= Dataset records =
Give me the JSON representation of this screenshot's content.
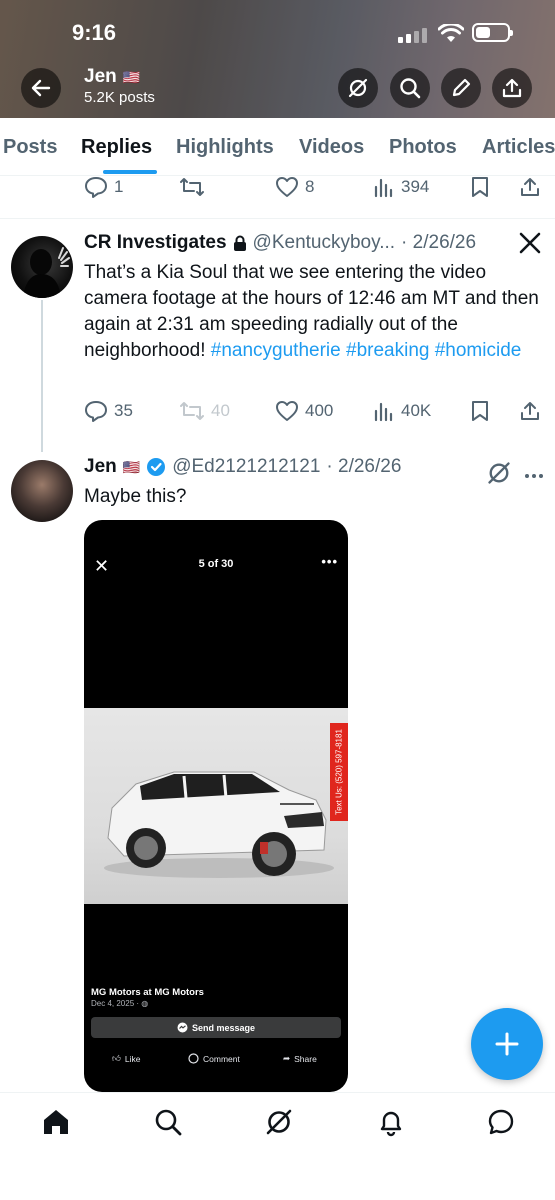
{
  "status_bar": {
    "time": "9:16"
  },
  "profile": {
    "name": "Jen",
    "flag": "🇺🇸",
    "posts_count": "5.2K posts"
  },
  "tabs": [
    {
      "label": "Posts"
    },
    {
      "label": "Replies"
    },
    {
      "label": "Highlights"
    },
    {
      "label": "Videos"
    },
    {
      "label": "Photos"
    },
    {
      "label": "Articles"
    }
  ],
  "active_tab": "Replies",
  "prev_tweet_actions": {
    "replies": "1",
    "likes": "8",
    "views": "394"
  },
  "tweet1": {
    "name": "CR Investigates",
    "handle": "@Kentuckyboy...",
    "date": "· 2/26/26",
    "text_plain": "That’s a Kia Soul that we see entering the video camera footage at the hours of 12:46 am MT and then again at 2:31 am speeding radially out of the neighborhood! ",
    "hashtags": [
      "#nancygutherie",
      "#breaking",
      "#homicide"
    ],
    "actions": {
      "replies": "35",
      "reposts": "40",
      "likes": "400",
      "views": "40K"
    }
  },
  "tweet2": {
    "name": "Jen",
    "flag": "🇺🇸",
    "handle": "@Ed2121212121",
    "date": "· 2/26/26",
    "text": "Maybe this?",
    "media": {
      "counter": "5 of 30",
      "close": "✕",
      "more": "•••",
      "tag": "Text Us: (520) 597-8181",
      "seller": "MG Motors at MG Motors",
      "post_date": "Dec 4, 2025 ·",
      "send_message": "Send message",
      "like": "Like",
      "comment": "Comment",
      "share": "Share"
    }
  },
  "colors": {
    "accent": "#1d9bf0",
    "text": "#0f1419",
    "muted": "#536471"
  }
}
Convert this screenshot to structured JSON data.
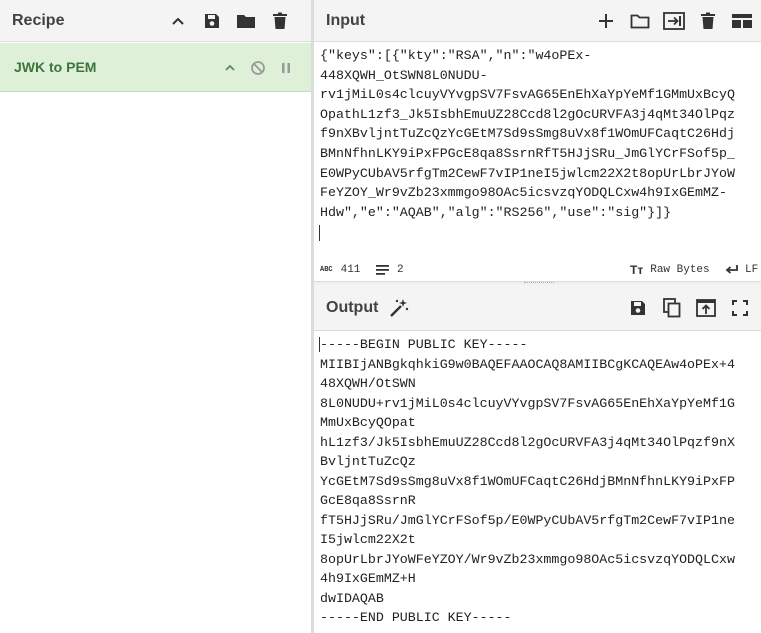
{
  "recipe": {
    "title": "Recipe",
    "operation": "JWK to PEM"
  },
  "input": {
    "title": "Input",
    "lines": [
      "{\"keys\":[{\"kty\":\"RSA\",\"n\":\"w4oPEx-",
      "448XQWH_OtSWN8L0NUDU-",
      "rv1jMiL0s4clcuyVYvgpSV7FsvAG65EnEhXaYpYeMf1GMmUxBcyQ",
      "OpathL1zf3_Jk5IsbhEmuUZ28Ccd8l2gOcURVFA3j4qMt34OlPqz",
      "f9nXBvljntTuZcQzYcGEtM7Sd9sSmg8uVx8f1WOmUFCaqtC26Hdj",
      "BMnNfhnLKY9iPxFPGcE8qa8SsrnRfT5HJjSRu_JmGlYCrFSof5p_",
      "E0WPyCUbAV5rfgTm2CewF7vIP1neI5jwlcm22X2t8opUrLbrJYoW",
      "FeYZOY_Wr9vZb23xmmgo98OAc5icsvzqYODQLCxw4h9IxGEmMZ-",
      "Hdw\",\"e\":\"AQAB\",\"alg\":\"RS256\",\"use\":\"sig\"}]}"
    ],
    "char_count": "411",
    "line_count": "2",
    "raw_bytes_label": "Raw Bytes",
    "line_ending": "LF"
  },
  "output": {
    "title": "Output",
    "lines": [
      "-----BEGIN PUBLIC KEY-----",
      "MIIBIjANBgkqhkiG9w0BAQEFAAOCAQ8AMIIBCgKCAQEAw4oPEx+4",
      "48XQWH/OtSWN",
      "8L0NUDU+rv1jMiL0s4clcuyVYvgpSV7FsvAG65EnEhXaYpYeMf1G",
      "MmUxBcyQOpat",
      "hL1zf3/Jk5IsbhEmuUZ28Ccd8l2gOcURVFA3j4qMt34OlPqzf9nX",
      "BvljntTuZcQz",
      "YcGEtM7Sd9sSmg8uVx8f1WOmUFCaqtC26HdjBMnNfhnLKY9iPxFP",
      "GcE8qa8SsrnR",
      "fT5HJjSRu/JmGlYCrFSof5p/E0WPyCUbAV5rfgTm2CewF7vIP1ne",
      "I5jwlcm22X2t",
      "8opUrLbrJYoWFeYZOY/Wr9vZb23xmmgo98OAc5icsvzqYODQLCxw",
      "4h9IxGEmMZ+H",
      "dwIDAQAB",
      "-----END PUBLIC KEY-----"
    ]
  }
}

==

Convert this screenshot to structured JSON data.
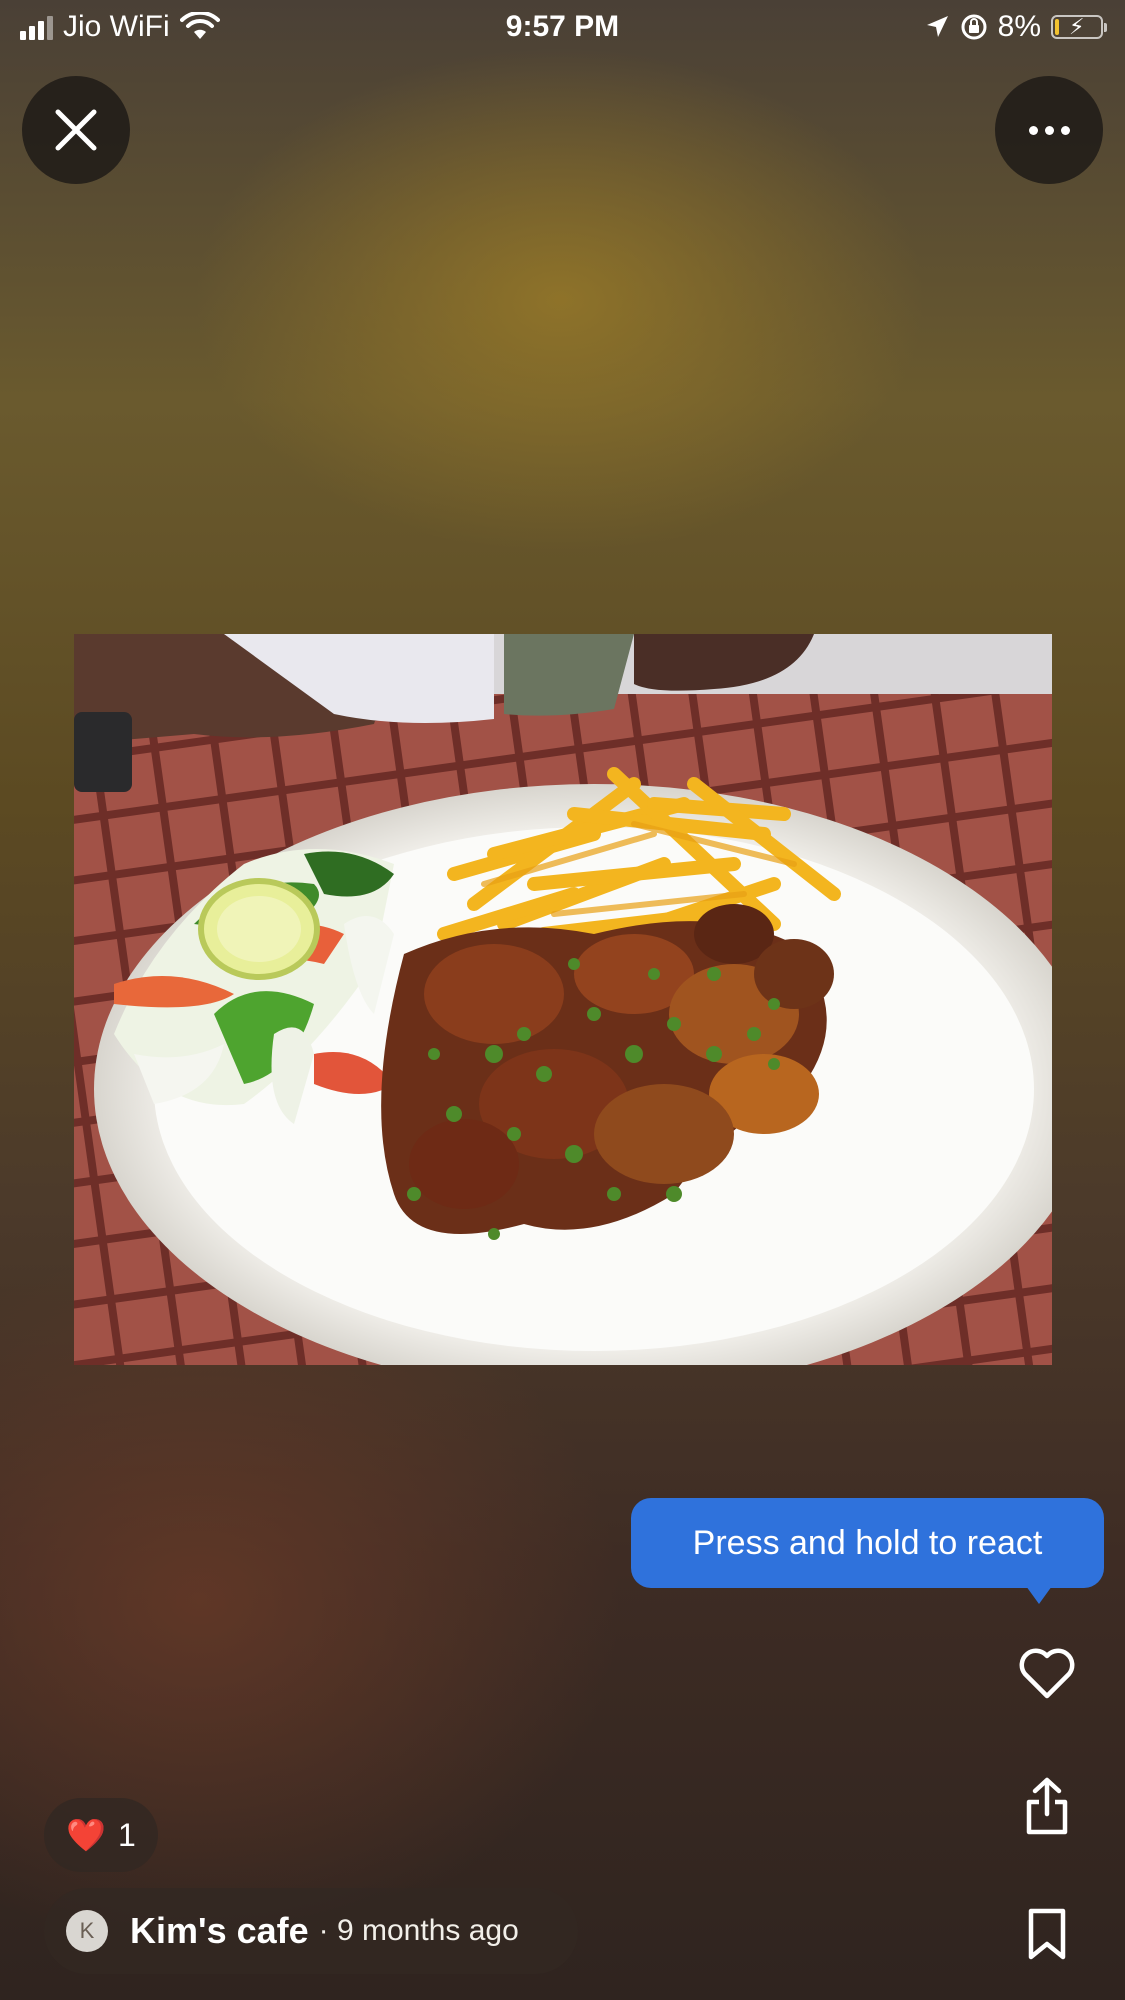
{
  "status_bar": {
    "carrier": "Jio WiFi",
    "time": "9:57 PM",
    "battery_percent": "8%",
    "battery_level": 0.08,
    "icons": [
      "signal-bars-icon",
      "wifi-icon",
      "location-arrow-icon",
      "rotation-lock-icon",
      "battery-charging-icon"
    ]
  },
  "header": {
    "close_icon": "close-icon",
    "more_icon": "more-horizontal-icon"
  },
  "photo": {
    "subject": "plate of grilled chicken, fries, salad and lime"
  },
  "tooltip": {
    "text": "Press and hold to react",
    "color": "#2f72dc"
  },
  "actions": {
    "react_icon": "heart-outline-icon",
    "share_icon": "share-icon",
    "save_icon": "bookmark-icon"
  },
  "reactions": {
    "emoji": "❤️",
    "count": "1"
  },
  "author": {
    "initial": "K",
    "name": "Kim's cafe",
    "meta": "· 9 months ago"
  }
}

...

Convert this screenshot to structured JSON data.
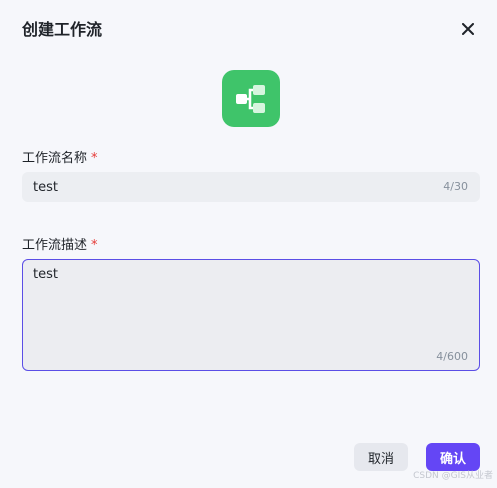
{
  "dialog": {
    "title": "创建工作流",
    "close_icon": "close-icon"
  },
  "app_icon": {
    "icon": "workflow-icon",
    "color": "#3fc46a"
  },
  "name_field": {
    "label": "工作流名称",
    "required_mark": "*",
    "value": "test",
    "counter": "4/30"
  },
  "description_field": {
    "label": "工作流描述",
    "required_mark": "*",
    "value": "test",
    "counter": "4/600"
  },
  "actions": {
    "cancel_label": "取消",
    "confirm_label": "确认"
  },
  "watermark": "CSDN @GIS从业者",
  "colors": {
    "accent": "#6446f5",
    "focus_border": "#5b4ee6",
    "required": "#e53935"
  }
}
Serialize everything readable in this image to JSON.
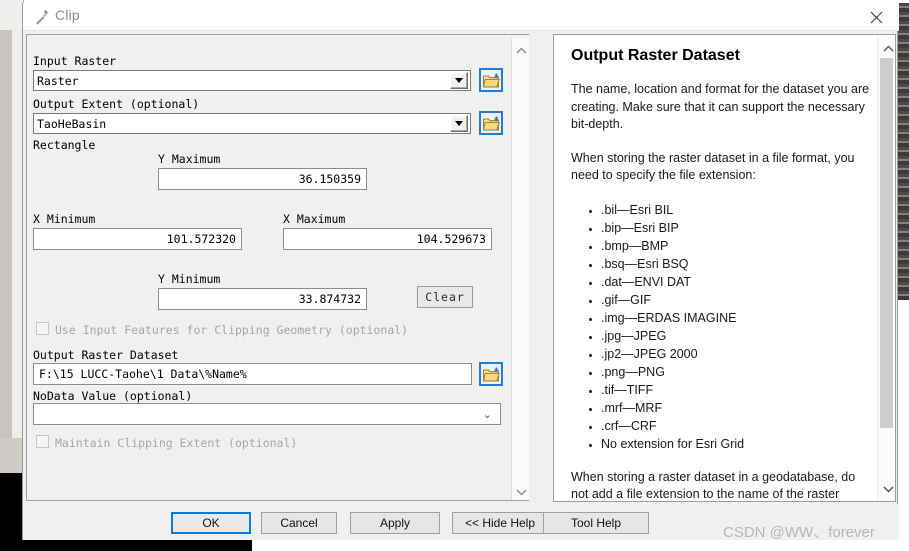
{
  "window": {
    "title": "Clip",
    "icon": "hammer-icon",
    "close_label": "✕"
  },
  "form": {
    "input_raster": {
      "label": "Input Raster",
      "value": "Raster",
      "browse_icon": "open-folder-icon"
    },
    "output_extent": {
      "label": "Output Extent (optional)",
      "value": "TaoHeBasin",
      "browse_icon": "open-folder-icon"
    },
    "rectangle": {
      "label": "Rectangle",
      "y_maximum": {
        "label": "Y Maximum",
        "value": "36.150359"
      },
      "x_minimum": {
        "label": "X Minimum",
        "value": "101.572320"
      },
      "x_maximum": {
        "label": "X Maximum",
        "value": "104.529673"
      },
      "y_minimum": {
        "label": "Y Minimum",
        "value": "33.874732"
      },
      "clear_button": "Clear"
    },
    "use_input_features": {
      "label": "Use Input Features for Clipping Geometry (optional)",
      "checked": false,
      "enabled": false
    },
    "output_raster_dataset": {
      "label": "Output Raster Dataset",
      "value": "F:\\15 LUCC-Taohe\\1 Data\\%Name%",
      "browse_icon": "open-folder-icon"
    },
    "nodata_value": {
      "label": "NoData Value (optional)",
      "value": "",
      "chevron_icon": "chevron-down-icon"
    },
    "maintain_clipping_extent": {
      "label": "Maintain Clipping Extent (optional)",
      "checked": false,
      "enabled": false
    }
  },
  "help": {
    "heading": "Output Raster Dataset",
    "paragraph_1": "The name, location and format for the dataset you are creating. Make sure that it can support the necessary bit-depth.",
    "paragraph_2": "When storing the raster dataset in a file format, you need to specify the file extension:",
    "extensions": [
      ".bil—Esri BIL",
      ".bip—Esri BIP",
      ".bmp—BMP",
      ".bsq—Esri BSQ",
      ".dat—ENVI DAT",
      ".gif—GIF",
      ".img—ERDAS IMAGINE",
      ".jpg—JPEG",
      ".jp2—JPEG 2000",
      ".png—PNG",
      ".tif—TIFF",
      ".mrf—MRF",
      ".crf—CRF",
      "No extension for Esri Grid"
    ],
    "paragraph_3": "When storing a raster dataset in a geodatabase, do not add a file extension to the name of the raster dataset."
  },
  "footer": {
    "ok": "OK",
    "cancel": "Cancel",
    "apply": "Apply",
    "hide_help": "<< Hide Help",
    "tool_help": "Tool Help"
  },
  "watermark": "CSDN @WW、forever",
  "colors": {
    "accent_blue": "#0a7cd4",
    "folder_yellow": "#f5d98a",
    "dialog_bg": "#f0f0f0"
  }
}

= WHAT THE EXERCISE ASKS =
In the listing, find all lines with the string "title" and copy them.

= OUTPUT BELOW =
    "title": "Recipe",
    "title": "Input",
    "title": "Output",
    "title": "创建工作流",
    "title": "Clip",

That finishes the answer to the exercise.